(Extracted records)
>>>
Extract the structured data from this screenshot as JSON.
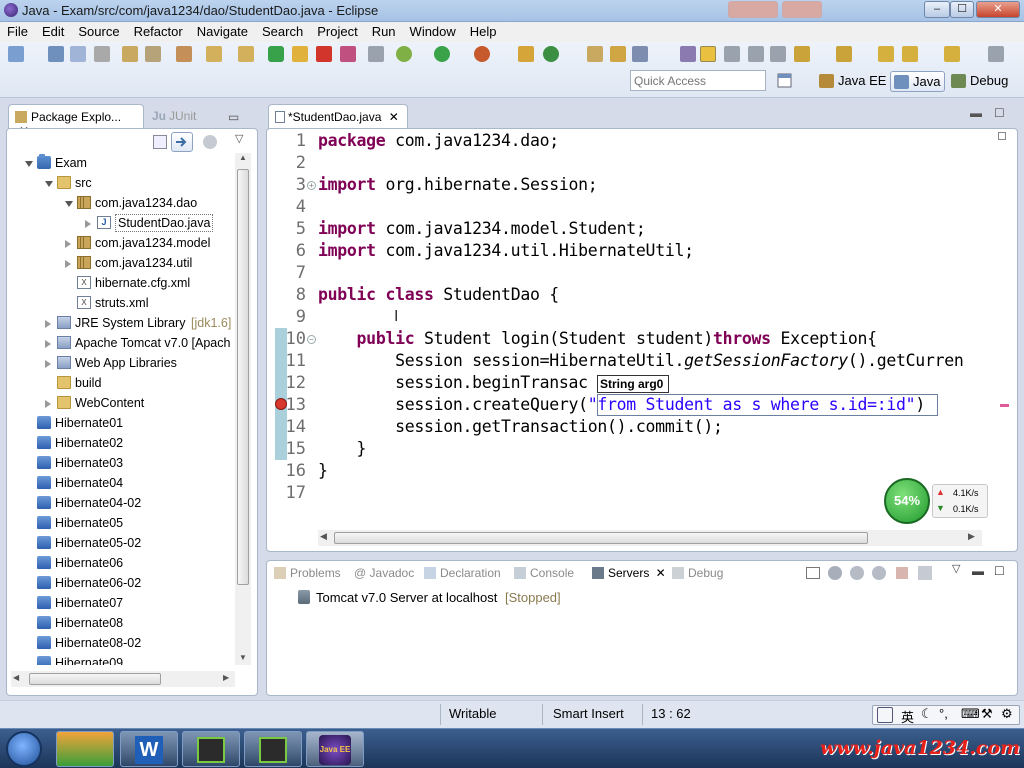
{
  "window": {
    "title": "Java - Exam/src/com/java1234/dao/StudentDao.java - Eclipse",
    "buttons": {
      "minimize": "–",
      "maximize": "☐",
      "close": "✕"
    }
  },
  "menu": [
    "File",
    "Edit",
    "Source",
    "Refactor",
    "Navigate",
    "Search",
    "Project",
    "Run",
    "Window",
    "Help"
  ],
  "quick_access": {
    "placeholder": "Quick Access"
  },
  "perspectives": [
    {
      "label": "Java EE",
      "active": false
    },
    {
      "label": "Java",
      "active": true
    },
    {
      "label": "Debug",
      "active": false
    }
  ],
  "package_explorer": {
    "tabs": [
      "Package Explo...",
      "JUnit"
    ],
    "tree": [
      {
        "label": "Exam",
        "icon": "project-icon",
        "level": 0,
        "expanded": true
      },
      {
        "label": "src",
        "icon": "source-folder-icon",
        "level": 1,
        "expanded": true
      },
      {
        "label": "com.java1234.dao",
        "icon": "package-icon",
        "level": 2,
        "expanded": true
      },
      {
        "label": "StudentDao.java",
        "icon": "java-file-icon",
        "level": 3,
        "expanded": false,
        "selected": true
      },
      {
        "label": "com.java1234.model",
        "icon": "package-icon",
        "level": 2,
        "expanded": false
      },
      {
        "label": "com.java1234.util",
        "icon": "package-icon",
        "level": 2,
        "expanded": false
      },
      {
        "label": "hibernate.cfg.xml",
        "icon": "xml-file-icon",
        "level": 2,
        "leaf": true
      },
      {
        "label": "struts.xml",
        "icon": "xml-file-icon",
        "level": 2,
        "leaf": true
      },
      {
        "label": "JRE System Library",
        "suffix": "[jdk1.6]",
        "icon": "library-icon",
        "level": 1,
        "expanded": false
      },
      {
        "label": "Apache Tomcat v7.0 [Apach",
        "icon": "library-icon",
        "level": 1,
        "expanded": false
      },
      {
        "label": "Web App Libraries",
        "icon": "library-icon",
        "level": 1,
        "expanded": false
      },
      {
        "label": "build",
        "icon": "folder-icon",
        "level": 1,
        "leaf": true
      },
      {
        "label": "WebContent",
        "icon": "folder-icon",
        "level": 1,
        "expanded": false
      },
      {
        "label": "Hibernate01",
        "icon": "project-folder-icon",
        "level": 0,
        "leaf": true
      },
      {
        "label": "Hibernate02",
        "icon": "project-folder-icon",
        "level": 0,
        "leaf": true
      },
      {
        "label": "Hibernate03",
        "icon": "project-folder-icon",
        "level": 0,
        "leaf": true
      },
      {
        "label": "Hibernate04",
        "icon": "project-folder-icon",
        "level": 0,
        "leaf": true
      },
      {
        "label": "Hibernate04-02",
        "icon": "project-folder-icon",
        "level": 0,
        "leaf": true
      },
      {
        "label": "Hibernate05",
        "icon": "project-folder-icon",
        "level": 0,
        "leaf": true
      },
      {
        "label": "Hibernate05-02",
        "icon": "project-folder-icon",
        "level": 0,
        "leaf": true
      },
      {
        "label": "Hibernate06",
        "icon": "project-folder-icon",
        "level": 0,
        "leaf": true
      },
      {
        "label": "Hibernate06-02",
        "icon": "project-folder-icon",
        "level": 0,
        "leaf": true
      },
      {
        "label": "Hibernate07",
        "icon": "project-folder-icon",
        "level": 0,
        "leaf": true
      },
      {
        "label": "Hibernate08",
        "icon": "project-folder-icon",
        "level": 0,
        "leaf": true
      },
      {
        "label": "Hibernate08-02",
        "icon": "project-folder-icon",
        "level": 0,
        "leaf": true
      },
      {
        "label": "Hibernate09",
        "icon": "project-folder-icon",
        "level": 0,
        "leaf": true
      }
    ]
  },
  "editor": {
    "tab_label": "*StudentDao.java",
    "lines": [
      {
        "n": "1",
        "tokens": [
          [
            "kw",
            "package"
          ],
          [
            "t",
            " com.java1234.dao;"
          ]
        ]
      },
      {
        "n": "2",
        "tokens": []
      },
      {
        "n": "3",
        "tokens": [
          [
            "kw",
            "import"
          ],
          [
            "t",
            " org.hibernate.Session;"
          ]
        ],
        "fold": "+"
      },
      {
        "n": "4",
        "tokens": []
      },
      {
        "n": "5",
        "tokens": [
          [
            "kw",
            "import"
          ],
          [
            "t",
            " com.java1234.model.Student;"
          ]
        ]
      },
      {
        "n": "6",
        "tokens": [
          [
            "kw",
            "import"
          ],
          [
            "t",
            " com.java1234.util.HibernateUtil;"
          ]
        ]
      },
      {
        "n": "7",
        "tokens": []
      },
      {
        "n": "8",
        "tokens": [
          [
            "kw",
            "public"
          ],
          [
            "t",
            " "
          ],
          [
            "kw",
            "class"
          ],
          [
            "t",
            " StudentDao {"
          ]
        ]
      },
      {
        "n": "9",
        "tokens": []
      },
      {
        "n": "10",
        "tokens": [
          [
            "t",
            "    "
          ],
          [
            "kw",
            "public"
          ],
          [
            "t",
            " Student login(Student student)"
          ],
          [
            "kw",
            "throws"
          ],
          [
            "t",
            " Exception{"
          ]
        ],
        "fold": "−",
        "changed": true
      },
      {
        "n": "11",
        "tokens": [
          [
            "t",
            "        Session session=HibernateUtil."
          ],
          [
            "it",
            "getSessionFactory"
          ],
          [
            "t",
            "().getCurren"
          ]
        ],
        "changed": true
      },
      {
        "n": "12",
        "tokens": [
          [
            "t",
            "        session.beginTransac"
          ]
        ],
        "changed": true
      },
      {
        "n": "13",
        "tokens": [
          [
            "t",
            "        session.createQuery("
          ],
          [
            "str",
            "\"from Student as s where s.id=:id\""
          ],
          [
            "t",
            ")"
          ]
        ],
        "changed": true,
        "error": true
      },
      {
        "n": "14",
        "tokens": [
          [
            "t",
            "        session.getTransaction().commit();"
          ]
        ],
        "changed": true
      },
      {
        "n": "15",
        "tokens": [
          [
            "t",
            "    }"
          ]
        ],
        "changed": true
      },
      {
        "n": "16",
        "tokens": [
          [
            "t",
            "}"
          ]
        ]
      },
      {
        "n": "17",
        "tokens": []
      }
    ],
    "param_hint": "String arg0"
  },
  "net_monitor": {
    "percent": "54%",
    "up": "4.1K/s",
    "down": "0.1K/s"
  },
  "bottom_panel": {
    "tabs": [
      "Problems",
      "@ Javadoc",
      "Declaration",
      "Console",
      "Servers",
      "Debug"
    ],
    "active_tab": "Servers",
    "servers": [
      {
        "name": "Tomcat v7.0 Server at localhost",
        "state": "[Stopped]"
      }
    ]
  },
  "status": {
    "writable": "Writable",
    "insert_mode": "Smart Insert",
    "position": "13 : 62"
  },
  "ime": {
    "lang": "英"
  },
  "watermark": "www.java1234.com",
  "colors": {
    "keyword": "#7f0055",
    "string": "#2a00ff",
    "line_number": "#6e6e6e",
    "change_bar": "#7fb5c5",
    "accent": "#3a6ea5"
  }
}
<<<
▶ **Exercise details**
Copy every record above exactly, leaving out the pictures.

▶ **Answer in full**
Extract the structured data from this screenshot as JSON.
{
  "window": {
    "title": "Java - Exam/src/com/java1234/dao/StudentDao.java - Eclipse",
    "buttons": {
      "minimize": "–",
      "maximize": "☐",
      "close": "✕"
    }
  },
  "menu": [
    "File",
    "Edit",
    "Source",
    "Refactor",
    "Navigate",
    "Search",
    "Project",
    "Run",
    "Window",
    "Help"
  ],
  "quick_access": {
    "placeholder": "Quick Access"
  },
  "perspectives": [
    {
      "label": "Java EE",
      "active": false
    },
    {
      "label": "Java",
      "active": true
    },
    {
      "label": "Debug",
      "active": false
    }
  ],
  "package_explorer": {
    "tabs": [
      "Package Explo...",
      "JUnit"
    ],
    "tree": [
      {
        "label": "Exam",
        "icon": "project-icon",
        "level": 0,
        "expanded": true
      },
      {
        "label": "src",
        "icon": "source-folder-icon",
        "level": 1,
        "expanded": true
      },
      {
        "label": "com.java1234.dao",
        "icon": "package-icon",
        "level": 2,
        "expanded": true
      },
      {
        "label": "StudentDao.java",
        "icon": "java-file-icon",
        "level": 3,
        "expanded": false,
        "selected": true
      },
      {
        "label": "com.java1234.model",
        "icon": "package-icon",
        "level": 2,
        "expanded": false
      },
      {
        "label": "com.java1234.util",
        "icon": "package-icon",
        "level": 2,
        "expanded": false
      },
      {
        "label": "hibernate.cfg.xml",
        "icon": "xml-file-icon",
        "level": 2,
        "leaf": true
      },
      {
        "label": "struts.xml",
        "icon": "xml-file-icon",
        "level": 2,
        "leaf": true
      },
      {
        "label": "JRE System Library",
        "suffix": "[jdk1.6]",
        "icon": "library-icon",
        "level": 1,
        "expanded": false
      },
      {
        "label": "Apache Tomcat v7.0 [Apach",
        "icon": "library-icon",
        "level": 1,
        "expanded": false
      },
      {
        "label": "Web App Libraries",
        "icon": "library-icon",
        "level": 1,
        "expanded": false
      },
      {
        "label": "build",
        "icon": "folder-icon",
        "level": 1,
        "leaf": true
      },
      {
        "label": "WebContent",
        "icon": "folder-icon",
        "level": 1,
        "expanded": false
      },
      {
        "label": "Hibernate01",
        "icon": "project-folder-icon",
        "level": 0,
        "leaf": true
      },
      {
        "label": "Hibernate02",
        "icon": "project-folder-icon",
        "level": 0,
        "leaf": true
      },
      {
        "label": "Hibernate03",
        "icon": "project-folder-icon",
        "level": 0,
        "leaf": true
      },
      {
        "label": "Hibernate04",
        "icon": "project-folder-icon",
        "level": 0,
        "leaf": true
      },
      {
        "label": "Hibernate04-02",
        "icon": "project-folder-icon",
        "level": 0,
        "leaf": true
      },
      {
        "label": "Hibernate05",
        "icon": "project-folder-icon",
        "level": 0,
        "leaf": true
      },
      {
        "label": "Hibernate05-02",
        "icon": "project-folder-icon",
        "level": 0,
        "leaf": true
      },
      {
        "label": "Hibernate06",
        "icon": "project-folder-icon",
        "level": 0,
        "leaf": true
      },
      {
        "label": "Hibernate06-02",
        "icon": "project-folder-icon",
        "level": 0,
        "leaf": true
      },
      {
        "label": "Hibernate07",
        "icon": "project-folder-icon",
        "level": 0,
        "leaf": true
      },
      {
        "label": "Hibernate08",
        "icon": "project-folder-icon",
        "level": 0,
        "leaf": true
      },
      {
        "label": "Hibernate08-02",
        "icon": "project-folder-icon",
        "level": 0,
        "leaf": true
      },
      {
        "label": "Hibernate09",
        "icon": "project-folder-icon",
        "level": 0,
        "leaf": true
      }
    ]
  },
  "editor": {
    "tab_label": "*StudentDao.java",
    "lines": [
      {
        "n": "1",
        "tokens": [
          [
            "kw",
            "package"
          ],
          [
            "t",
            " com.java1234.dao;"
          ]
        ]
      },
      {
        "n": "2",
        "tokens": []
      },
      {
        "n": "3",
        "tokens": [
          [
            "kw",
            "import"
          ],
          [
            "t",
            " org.hibernate.Session;"
          ]
        ],
        "fold": "+"
      },
      {
        "n": "4",
        "tokens": []
      },
      {
        "n": "5",
        "tokens": [
          [
            "kw",
            "import"
          ],
          [
            "t",
            " com.java1234.model.Student;"
          ]
        ]
      },
      {
        "n": "6",
        "tokens": [
          [
            "kw",
            "import"
          ],
          [
            "t",
            " com.java1234.util.HibernateUtil;"
          ]
        ]
      },
      {
        "n": "7",
        "tokens": []
      },
      {
        "n": "8",
        "tokens": [
          [
            "kw",
            "public"
          ],
          [
            "t",
            " "
          ],
          [
            "kw",
            "class"
          ],
          [
            "t",
            " StudentDao {"
          ]
        ]
      },
      {
        "n": "9",
        "tokens": []
      },
      {
        "n": "10",
        "tokens": [
          [
            "t",
            "    "
          ],
          [
            "kw",
            "public"
          ],
          [
            "t",
            " Student login(Student student)"
          ],
          [
            "kw",
            "throws"
          ],
          [
            "t",
            " Exception{"
          ]
        ],
        "fold": "−",
        "changed": true
      },
      {
        "n": "11",
        "tokens": [
          [
            "t",
            "        Session session=HibernateUtil."
          ],
          [
            "it",
            "getSessionFactory"
          ],
          [
            "t",
            "().getCurren"
          ]
        ],
        "changed": true
      },
      {
        "n": "12",
        "tokens": [
          [
            "t",
            "        session.beginTransac"
          ]
        ],
        "changed": true
      },
      {
        "n": "13",
        "tokens": [
          [
            "t",
            "        session.createQuery("
          ],
          [
            "str",
            "\"from Student as s where s.id=:id\""
          ],
          [
            "t",
            ")"
          ]
        ],
        "changed": true,
        "error": true
      },
      {
        "n": "14",
        "tokens": [
          [
            "t",
            "        session.getTransaction().commit();"
          ]
        ],
        "changed": true
      },
      {
        "n": "15",
        "tokens": [
          [
            "t",
            "    }"
          ]
        ],
        "changed": true
      },
      {
        "n": "16",
        "tokens": [
          [
            "t",
            "}"
          ]
        ]
      },
      {
        "n": "17",
        "tokens": []
      }
    ],
    "param_hint": "String arg0"
  },
  "net_monitor": {
    "percent": "54%",
    "up": "4.1K/s",
    "down": "0.1K/s"
  },
  "bottom_panel": {
    "tabs": [
      "Problems",
      "@ Javadoc",
      "Declaration",
      "Console",
      "Servers",
      "Debug"
    ],
    "active_tab": "Servers",
    "servers": [
      {
        "name": "Tomcat v7.0 Server at localhost",
        "state": "[Stopped]"
      }
    ]
  },
  "status": {
    "writable": "Writable",
    "insert_mode": "Smart Insert",
    "position": "13 : 62"
  },
  "ime": {
    "lang": "英"
  },
  "watermark": "www.java1234.com",
  "colors": {
    "keyword": "#7f0055",
    "string": "#2a00ff",
    "line_number": "#6e6e6e",
    "change_bar": "#7fb5c5",
    "accent": "#3a6ea5"
  }
}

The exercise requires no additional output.